**Problem to work on**
Make an exact copy of each entry, leaving out every picture.

**Stored records**
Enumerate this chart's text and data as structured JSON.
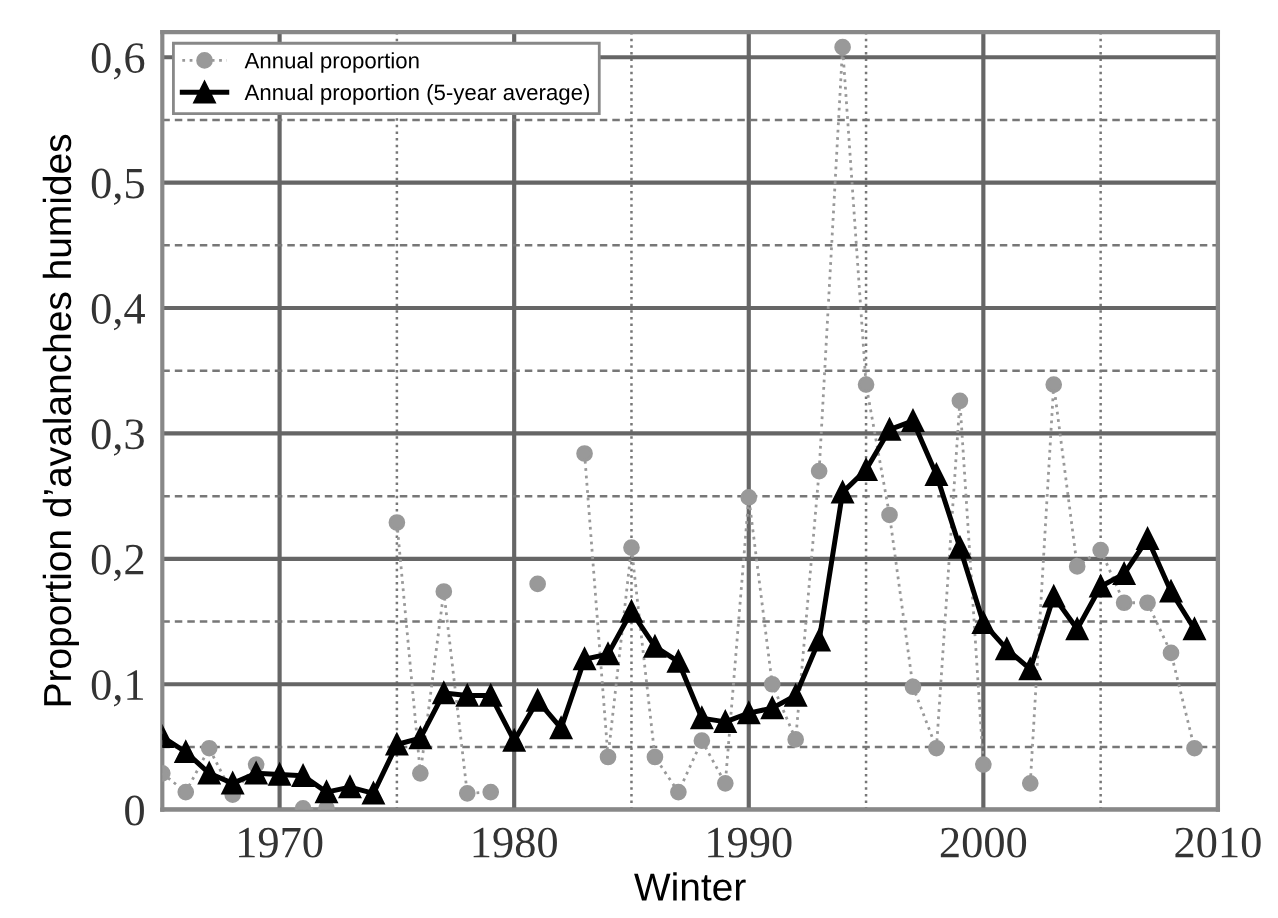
{
  "chart_data": {
    "type": "line",
    "xlabel": "Winter",
    "ylabel": "Proportion d’avalanches humides",
    "x": [
      1965,
      1966,
      1967,
      1968,
      1969,
      1970,
      1971,
      1972,
      1973,
      1974,
      1975,
      1976,
      1977,
      1978,
      1979,
      1980,
      1981,
      1982,
      1983,
      1984,
      1985,
      1986,
      1987,
      1988,
      1989,
      1990,
      1991,
      1992,
      1993,
      1994,
      1995,
      1996,
      1997,
      1998,
      1999,
      2000,
      2001,
      2002,
      2003,
      2004,
      2005,
      2006,
      2007,
      2008,
      2009
    ],
    "series": [
      {
        "name": "Annual proportion",
        "color": "#999999",
        "marker": "circle",
        "line_style": "dotted",
        "values": [
          0.029,
          0.014,
          0.049,
          0.012,
          0.036,
          null,
          0.001,
          0.001,
          null,
          null,
          0.229,
          0.029,
          0.174,
          0.013,
          0.014,
          null,
          0.18,
          null,
          0.284,
          0.042,
          0.209,
          0.042,
          0.014,
          0.055,
          0.021,
          0.249,
          0.1,
          0.056,
          0.27,
          0.608,
          0.339,
          0.235,
          0.098,
          0.049,
          0.326,
          0.036,
          null,
          0.021,
          0.339,
          0.194,
          0.207,
          0.165,
          0.165,
          0.125,
          0.049
        ]
      },
      {
        "name": "Annual proportion (5-year average)",
        "color": "#000000",
        "marker": "triangle",
        "line_style": "solid",
        "values": [
          0.058,
          0.046,
          0.029,
          0.021,
          0.029,
          0.028,
          0.027,
          0.014,
          0.018,
          0.013,
          0.052,
          0.057,
          0.093,
          0.091,
          0.091,
          0.055,
          0.087,
          0.065,
          0.12,
          0.124,
          0.158,
          0.13,
          0.118,
          0.073,
          0.07,
          0.077,
          0.081,
          0.091,
          0.135,
          0.253,
          0.271,
          0.303,
          0.31,
          0.267,
          0.209,
          0.149,
          0.128,
          0.112,
          0.17,
          0.144,
          0.178,
          0.188,
          0.216,
          0.174,
          0.144
        ]
      }
    ],
    "xlim": [
      1965,
      2010
    ],
    "ylim": [
      0,
      0.62
    ],
    "xticks": [
      1970,
      {
        "value": 1975,
        "label": null
      },
      1980,
      {
        "value": 1985,
        "label": null
      },
      1990,
      {
        "value": 1995,
        "label": null
      },
      2000,
      {
        "value": 2005,
        "label": null
      },
      2010
    ],
    "yticks": [
      0,
      {
        "value": 0.05,
        "label": null
      },
      {
        "value": 0.1,
        "label": "0,1"
      },
      {
        "value": 0.15,
        "label": null
      },
      {
        "value": 0.2,
        "label": "0,2"
      },
      {
        "value": 0.25,
        "label": null
      },
      {
        "value": 0.3,
        "label": "0,3"
      },
      {
        "value": 0.35,
        "label": null
      },
      {
        "value": 0.4,
        "label": "0,4"
      },
      {
        "value": 0.45,
        "label": null
      },
      {
        "value": 0.5,
        "label": "0,5"
      },
      {
        "value": 0.55,
        "label": null
      },
      {
        "value": 0.6,
        "label": "0,6"
      }
    ],
    "grid": true,
    "legend": "top left"
  }
}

**Result for this exercise**
Enumerate this chart's text and data as structured JSON.
{
  "chart_data": {
    "type": "line",
    "xlabel": "Winter",
    "ylabel": "Proportion d’avalanches humides",
    "x": [
      1965,
      1966,
      1967,
      1968,
      1969,
      1970,
      1971,
      1972,
      1973,
      1974,
      1975,
      1976,
      1977,
      1978,
      1979,
      1980,
      1981,
      1982,
      1983,
      1984,
      1985,
      1986,
      1987,
      1988,
      1989,
      1990,
      1991,
      1992,
      1993,
      1994,
      1995,
      1996,
      1997,
      1998,
      1999,
      2000,
      2001,
      2002,
      2003,
      2004,
      2005,
      2006,
      2007,
      2008,
      2009
    ],
    "series": [
      {
        "name": "Annual proportion",
        "color": "#999999",
        "marker": "circle",
        "line_style": "dotted",
        "values": [
          0.029,
          0.014,
          0.049,
          0.012,
          0.036,
          null,
          0.001,
          0.001,
          null,
          null,
          0.229,
          0.029,
          0.174,
          0.013,
          0.014,
          null,
          0.18,
          null,
          0.284,
          0.042,
          0.209,
          0.042,
          0.014,
          0.055,
          0.021,
          0.249,
          0.1,
          0.056,
          0.27,
          0.608,
          0.339,
          0.235,
          0.098,
          0.049,
          0.326,
          0.036,
          null,
          0.021,
          0.339,
          0.194,
          0.207,
          0.165,
          0.165,
          0.125,
          0.049
        ]
      },
      {
        "name": "Annual proportion (5-year average)",
        "color": "#000000",
        "marker": "triangle",
        "line_style": "solid",
        "values": [
          0.058,
          0.046,
          0.029,
          0.021,
          0.029,
          0.028,
          0.027,
          0.014,
          0.018,
          0.013,
          0.052,
          0.057,
          0.093,
          0.091,
          0.091,
          0.055,
          0.087,
          0.065,
          0.12,
          0.124,
          0.158,
          0.13,
          0.118,
          0.073,
          0.07,
          0.077,
          0.081,
          0.091,
          0.135,
          0.253,
          0.271,
          0.303,
          0.31,
          0.267,
          0.209,
          0.149,
          0.128,
          0.112,
          0.17,
          0.144,
          0.178,
          0.188,
          0.216,
          0.174,
          0.144
        ]
      }
    ],
    "xlim": [
      1965,
      2010
    ],
    "ylim": [
      0,
      0.62
    ],
    "xticks": [
      1970,
      {
        "value": 1975,
        "label": null
      },
      1980,
      {
        "value": 1985,
        "label": null
      },
      1990,
      {
        "value": 1995,
        "label": null
      },
      2000,
      {
        "value": 2005,
        "label": null
      },
      2010
    ],
    "yticks": [
      0,
      {
        "value": 0.05,
        "label": null
      },
      {
        "value": 0.1,
        "label": "0,1"
      },
      {
        "value": 0.15,
        "label": null
      },
      {
        "value": 0.2,
        "label": "0,2"
      },
      {
        "value": 0.25,
        "label": null
      },
      {
        "value": 0.3,
        "label": "0,3"
      },
      {
        "value": 0.35,
        "label": null
      },
      {
        "value": 0.4,
        "label": "0,4"
      },
      {
        "value": 0.45,
        "label": null
      },
      {
        "value": 0.5,
        "label": "0,5"
      },
      {
        "value": 0.55,
        "label": null
      },
      {
        "value": 0.6,
        "label": "0,6"
      }
    ],
    "grid": true,
    "legend": "top left"
  }
}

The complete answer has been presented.